──────── Stored records ────────

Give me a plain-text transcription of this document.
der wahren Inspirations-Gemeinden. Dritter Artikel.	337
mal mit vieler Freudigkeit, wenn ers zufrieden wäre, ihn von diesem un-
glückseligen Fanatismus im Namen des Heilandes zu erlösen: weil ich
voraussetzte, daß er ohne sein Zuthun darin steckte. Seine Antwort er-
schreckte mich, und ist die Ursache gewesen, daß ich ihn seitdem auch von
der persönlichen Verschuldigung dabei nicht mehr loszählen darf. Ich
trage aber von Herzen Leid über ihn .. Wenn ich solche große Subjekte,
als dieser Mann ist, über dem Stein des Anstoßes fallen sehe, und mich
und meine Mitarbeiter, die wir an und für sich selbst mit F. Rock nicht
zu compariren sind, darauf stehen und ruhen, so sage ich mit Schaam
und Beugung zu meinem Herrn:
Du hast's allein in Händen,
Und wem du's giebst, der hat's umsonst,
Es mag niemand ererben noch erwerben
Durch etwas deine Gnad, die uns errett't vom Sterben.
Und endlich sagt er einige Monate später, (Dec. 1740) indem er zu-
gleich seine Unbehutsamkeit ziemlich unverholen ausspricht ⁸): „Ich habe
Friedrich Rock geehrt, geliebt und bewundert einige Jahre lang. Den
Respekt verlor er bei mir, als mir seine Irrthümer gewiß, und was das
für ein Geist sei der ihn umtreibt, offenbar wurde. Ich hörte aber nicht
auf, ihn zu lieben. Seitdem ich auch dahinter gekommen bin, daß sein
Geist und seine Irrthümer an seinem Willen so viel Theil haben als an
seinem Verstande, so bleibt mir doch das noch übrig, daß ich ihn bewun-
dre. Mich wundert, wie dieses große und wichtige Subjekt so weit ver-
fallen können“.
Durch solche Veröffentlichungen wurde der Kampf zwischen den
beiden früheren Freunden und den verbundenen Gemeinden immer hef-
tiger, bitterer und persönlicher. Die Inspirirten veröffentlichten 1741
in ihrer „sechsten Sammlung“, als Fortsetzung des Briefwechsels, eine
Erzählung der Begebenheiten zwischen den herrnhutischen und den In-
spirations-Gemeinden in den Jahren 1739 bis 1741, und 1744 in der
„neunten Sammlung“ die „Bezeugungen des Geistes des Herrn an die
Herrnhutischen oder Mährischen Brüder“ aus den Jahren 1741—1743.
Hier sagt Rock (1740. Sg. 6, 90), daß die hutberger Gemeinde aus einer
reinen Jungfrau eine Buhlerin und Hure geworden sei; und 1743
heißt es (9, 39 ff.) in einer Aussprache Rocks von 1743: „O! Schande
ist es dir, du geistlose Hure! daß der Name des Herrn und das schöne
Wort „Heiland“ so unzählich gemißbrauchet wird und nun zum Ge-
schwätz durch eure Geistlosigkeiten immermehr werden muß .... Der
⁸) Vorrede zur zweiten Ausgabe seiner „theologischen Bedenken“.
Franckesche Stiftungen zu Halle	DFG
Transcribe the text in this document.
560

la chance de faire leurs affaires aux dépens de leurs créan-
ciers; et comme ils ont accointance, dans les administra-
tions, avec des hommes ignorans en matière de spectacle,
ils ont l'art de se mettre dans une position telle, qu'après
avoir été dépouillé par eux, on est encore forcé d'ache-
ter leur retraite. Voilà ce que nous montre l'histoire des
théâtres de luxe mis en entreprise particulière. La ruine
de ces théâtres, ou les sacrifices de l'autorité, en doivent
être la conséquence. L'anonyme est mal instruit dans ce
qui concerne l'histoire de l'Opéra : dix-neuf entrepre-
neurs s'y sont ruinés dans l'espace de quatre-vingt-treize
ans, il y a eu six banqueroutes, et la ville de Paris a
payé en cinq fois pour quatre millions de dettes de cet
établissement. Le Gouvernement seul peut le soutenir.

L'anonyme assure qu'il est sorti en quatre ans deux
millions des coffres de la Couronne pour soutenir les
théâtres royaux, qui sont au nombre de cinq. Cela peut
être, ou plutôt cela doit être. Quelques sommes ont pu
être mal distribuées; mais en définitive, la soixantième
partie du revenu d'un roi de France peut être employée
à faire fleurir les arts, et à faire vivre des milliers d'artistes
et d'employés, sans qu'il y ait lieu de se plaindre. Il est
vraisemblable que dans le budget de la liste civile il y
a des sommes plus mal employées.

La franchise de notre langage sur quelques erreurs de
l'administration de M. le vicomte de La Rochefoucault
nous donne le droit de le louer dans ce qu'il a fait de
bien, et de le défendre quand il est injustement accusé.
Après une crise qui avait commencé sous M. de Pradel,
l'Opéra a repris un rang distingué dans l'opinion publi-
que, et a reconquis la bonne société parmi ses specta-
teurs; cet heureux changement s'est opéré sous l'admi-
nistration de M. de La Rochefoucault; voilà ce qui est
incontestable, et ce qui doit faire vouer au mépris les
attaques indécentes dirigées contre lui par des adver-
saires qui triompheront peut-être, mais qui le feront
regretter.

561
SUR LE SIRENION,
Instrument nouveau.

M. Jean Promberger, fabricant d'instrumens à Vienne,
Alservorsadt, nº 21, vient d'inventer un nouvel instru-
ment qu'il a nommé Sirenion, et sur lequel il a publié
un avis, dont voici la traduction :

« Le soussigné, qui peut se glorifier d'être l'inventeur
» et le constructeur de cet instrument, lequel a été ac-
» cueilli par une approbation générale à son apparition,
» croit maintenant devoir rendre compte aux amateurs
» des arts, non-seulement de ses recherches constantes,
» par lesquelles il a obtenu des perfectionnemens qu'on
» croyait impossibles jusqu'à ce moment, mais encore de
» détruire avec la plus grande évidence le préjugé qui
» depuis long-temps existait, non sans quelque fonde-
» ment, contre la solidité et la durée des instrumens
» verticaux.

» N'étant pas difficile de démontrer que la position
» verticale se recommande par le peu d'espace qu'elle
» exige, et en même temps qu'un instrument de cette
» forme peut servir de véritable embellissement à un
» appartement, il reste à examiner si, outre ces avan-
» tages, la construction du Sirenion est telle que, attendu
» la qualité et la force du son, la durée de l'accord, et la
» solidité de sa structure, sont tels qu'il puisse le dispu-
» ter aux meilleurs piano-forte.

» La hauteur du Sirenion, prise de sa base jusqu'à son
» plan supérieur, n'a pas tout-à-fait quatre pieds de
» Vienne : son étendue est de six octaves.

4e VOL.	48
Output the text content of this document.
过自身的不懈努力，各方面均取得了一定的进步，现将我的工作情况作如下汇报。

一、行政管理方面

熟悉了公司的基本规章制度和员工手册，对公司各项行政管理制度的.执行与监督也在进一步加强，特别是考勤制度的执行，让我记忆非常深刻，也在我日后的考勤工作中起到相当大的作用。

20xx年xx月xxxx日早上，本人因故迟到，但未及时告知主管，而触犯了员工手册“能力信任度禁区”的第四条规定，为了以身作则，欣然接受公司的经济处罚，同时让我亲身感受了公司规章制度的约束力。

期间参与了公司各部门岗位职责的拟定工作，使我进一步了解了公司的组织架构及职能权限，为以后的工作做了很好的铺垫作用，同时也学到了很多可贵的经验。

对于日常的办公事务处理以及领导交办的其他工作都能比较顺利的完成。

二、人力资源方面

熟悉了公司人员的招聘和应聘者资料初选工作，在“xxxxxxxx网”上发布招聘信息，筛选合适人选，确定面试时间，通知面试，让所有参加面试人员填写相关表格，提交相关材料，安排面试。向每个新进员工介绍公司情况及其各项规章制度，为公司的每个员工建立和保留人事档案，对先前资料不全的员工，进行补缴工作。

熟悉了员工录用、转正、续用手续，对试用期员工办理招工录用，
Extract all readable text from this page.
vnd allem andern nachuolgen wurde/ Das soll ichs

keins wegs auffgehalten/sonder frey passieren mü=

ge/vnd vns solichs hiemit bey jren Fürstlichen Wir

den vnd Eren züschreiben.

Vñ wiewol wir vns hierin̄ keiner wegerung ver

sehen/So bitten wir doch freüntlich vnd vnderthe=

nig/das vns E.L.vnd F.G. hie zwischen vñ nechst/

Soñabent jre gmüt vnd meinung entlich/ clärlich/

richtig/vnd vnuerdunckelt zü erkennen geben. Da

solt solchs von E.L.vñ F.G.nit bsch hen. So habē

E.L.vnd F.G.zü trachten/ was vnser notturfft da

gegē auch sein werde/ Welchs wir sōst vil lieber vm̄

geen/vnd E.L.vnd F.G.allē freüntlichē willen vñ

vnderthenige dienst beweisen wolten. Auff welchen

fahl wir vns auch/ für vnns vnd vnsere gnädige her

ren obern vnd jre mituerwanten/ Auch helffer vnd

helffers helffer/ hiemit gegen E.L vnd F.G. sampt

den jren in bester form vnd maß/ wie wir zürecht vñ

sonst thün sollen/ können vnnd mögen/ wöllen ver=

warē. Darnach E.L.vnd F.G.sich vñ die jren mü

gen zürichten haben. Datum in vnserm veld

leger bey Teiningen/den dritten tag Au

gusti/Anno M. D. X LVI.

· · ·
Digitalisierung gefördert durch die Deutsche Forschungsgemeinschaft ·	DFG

────────

▸ Problem to solve:
Take the line holding "Extract all readable text from this page." and all lines after it through the end of the data, and set them down exactly.

▸ Task result:
Extract all readable text from this page.
vnd allem andern nachuolgen wurde/ Das soll ichs

keins wegs auffgehalten/sonder frey passieren mü=

ge/vnd vns solichs hiemit bey jren Fürstlichen Wir

den vnd Eren züschreiben.

Vñ wiewol wir vns hierin̄ keiner wegerung ver

sehen/So bitten wir doch freüntlich vnd vnderthe=

nig/das vns E.L.vnd F.G. hie zwischen vñ nechst/

Soñabent jre gmüt vnd meinung entlich/ clärlich/

richtig/vnd vnuerdunckelt zü erkennen geben. Da

solt solchs von E.L.vñ F.G.nit bsch hen. So habē

E.L.vnd F.G.zü trachten/ was vnser notturfft da

gegē auch sein werde/ Welchs wir sōst vil lieber vm̄

geen/vnd E.L.vnd F.G.allē freüntlichē willen vñ

vnderthenige dienst beweisen wolten. Auff welchen

fahl wir vns auch/ für vnns vnd vnsere gnädige her

ren obern vnd jre mituerwanten/ Auch helffer vnd

helffers helffer/ hiemit gegen E.L vnd F.G. sampt

den jren in bester form vnd maß/ wie wir zürecht vñ

sonst thün sollen/ können vnnd mögen/ wöllen ver=

warē. Darnach E.L.vnd F.G.sich vñ die jren mü

gen zürichten haben. Datum in vnserm veld

leger bey Teiningen/den dritten tag Au

gusti/Anno M. D. X LVI.

· · ·
Digitalisierung gefördert durch die Deutsche Forschungsgemeinschaft ·	DFG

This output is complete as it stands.